[Dataset entries]

:::::

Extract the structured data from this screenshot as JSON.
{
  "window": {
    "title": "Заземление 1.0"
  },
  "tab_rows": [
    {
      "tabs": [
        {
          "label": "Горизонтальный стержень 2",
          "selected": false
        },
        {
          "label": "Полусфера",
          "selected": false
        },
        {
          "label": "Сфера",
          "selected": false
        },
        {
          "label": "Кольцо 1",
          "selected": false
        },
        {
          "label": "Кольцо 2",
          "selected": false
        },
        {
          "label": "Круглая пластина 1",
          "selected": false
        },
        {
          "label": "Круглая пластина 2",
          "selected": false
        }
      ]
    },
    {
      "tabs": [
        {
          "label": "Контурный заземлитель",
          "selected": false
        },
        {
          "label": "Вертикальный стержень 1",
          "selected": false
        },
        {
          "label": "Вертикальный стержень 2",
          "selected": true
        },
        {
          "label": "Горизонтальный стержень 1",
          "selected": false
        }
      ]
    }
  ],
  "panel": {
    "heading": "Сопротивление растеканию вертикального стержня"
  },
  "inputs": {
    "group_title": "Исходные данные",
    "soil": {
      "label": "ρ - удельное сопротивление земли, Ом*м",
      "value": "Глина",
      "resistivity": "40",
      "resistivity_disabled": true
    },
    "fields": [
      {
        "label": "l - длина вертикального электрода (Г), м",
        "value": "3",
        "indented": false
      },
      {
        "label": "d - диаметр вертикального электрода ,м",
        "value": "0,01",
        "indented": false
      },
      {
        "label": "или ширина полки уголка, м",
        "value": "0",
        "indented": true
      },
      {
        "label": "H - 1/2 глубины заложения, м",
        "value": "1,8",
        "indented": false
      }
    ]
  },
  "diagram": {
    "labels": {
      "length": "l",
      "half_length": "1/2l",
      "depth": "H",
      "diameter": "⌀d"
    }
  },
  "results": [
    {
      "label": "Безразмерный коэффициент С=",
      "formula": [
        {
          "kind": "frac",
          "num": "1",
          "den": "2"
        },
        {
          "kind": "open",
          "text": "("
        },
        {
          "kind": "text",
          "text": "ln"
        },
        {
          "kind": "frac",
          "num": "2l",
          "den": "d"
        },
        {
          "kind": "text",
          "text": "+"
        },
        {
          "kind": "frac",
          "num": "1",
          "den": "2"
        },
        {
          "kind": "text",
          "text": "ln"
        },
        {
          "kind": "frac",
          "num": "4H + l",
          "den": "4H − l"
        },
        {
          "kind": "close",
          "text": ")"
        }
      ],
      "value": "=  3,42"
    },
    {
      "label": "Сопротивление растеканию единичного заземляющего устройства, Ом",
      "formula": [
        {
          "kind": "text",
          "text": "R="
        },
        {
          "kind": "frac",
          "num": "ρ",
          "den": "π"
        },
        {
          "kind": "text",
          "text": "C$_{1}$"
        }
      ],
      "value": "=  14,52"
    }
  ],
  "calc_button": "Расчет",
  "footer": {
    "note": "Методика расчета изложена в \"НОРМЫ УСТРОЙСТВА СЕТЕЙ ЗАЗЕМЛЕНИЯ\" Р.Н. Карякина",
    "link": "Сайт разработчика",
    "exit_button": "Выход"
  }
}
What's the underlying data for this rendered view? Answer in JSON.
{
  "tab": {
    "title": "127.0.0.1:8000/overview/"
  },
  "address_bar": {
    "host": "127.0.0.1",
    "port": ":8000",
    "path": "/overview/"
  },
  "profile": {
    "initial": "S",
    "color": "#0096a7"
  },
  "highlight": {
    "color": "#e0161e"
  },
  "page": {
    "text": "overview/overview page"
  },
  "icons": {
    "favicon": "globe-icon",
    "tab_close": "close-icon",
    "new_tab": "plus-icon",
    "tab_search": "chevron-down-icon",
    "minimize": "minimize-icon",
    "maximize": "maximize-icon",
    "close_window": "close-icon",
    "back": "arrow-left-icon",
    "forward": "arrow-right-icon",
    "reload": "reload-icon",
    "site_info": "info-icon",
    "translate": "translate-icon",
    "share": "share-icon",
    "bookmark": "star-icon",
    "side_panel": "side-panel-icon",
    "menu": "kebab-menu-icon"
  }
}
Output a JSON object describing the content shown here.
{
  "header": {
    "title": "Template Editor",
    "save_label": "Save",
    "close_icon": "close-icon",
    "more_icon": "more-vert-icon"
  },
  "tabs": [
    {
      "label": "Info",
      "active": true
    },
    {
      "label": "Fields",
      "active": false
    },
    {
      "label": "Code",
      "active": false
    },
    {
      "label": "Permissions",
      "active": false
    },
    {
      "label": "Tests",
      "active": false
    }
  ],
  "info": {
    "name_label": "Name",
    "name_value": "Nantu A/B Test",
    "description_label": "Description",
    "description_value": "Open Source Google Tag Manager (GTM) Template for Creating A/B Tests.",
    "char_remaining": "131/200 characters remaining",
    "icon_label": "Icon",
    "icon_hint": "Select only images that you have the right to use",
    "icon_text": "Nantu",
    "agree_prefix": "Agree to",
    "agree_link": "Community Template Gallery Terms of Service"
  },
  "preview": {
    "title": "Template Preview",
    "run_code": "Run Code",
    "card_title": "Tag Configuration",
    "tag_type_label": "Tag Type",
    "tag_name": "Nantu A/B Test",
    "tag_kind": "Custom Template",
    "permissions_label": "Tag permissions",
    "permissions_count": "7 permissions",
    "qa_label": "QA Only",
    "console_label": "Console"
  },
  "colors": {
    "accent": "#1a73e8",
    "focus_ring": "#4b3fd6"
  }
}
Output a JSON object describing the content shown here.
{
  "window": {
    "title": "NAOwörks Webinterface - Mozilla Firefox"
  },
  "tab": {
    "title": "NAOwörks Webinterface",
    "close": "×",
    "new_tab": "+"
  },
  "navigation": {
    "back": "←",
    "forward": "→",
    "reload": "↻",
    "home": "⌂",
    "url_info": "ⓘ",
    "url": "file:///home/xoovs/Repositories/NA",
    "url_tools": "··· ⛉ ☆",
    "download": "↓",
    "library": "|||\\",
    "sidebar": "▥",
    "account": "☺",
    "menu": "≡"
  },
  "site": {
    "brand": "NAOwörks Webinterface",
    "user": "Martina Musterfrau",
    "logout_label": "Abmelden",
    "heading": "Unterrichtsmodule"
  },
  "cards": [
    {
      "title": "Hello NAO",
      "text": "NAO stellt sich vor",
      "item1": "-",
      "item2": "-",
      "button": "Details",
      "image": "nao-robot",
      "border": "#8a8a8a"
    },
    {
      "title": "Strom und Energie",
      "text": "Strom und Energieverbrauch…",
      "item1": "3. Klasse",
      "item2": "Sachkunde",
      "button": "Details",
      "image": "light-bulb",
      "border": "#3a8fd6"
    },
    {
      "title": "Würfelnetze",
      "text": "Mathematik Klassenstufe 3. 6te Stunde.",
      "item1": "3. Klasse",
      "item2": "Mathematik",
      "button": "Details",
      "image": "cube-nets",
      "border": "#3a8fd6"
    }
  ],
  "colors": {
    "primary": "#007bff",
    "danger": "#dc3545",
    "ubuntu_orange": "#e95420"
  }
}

:::::

[Task details]
Report the number of lines above that contain the word "Вертикальный", and only that number.

[The response]
2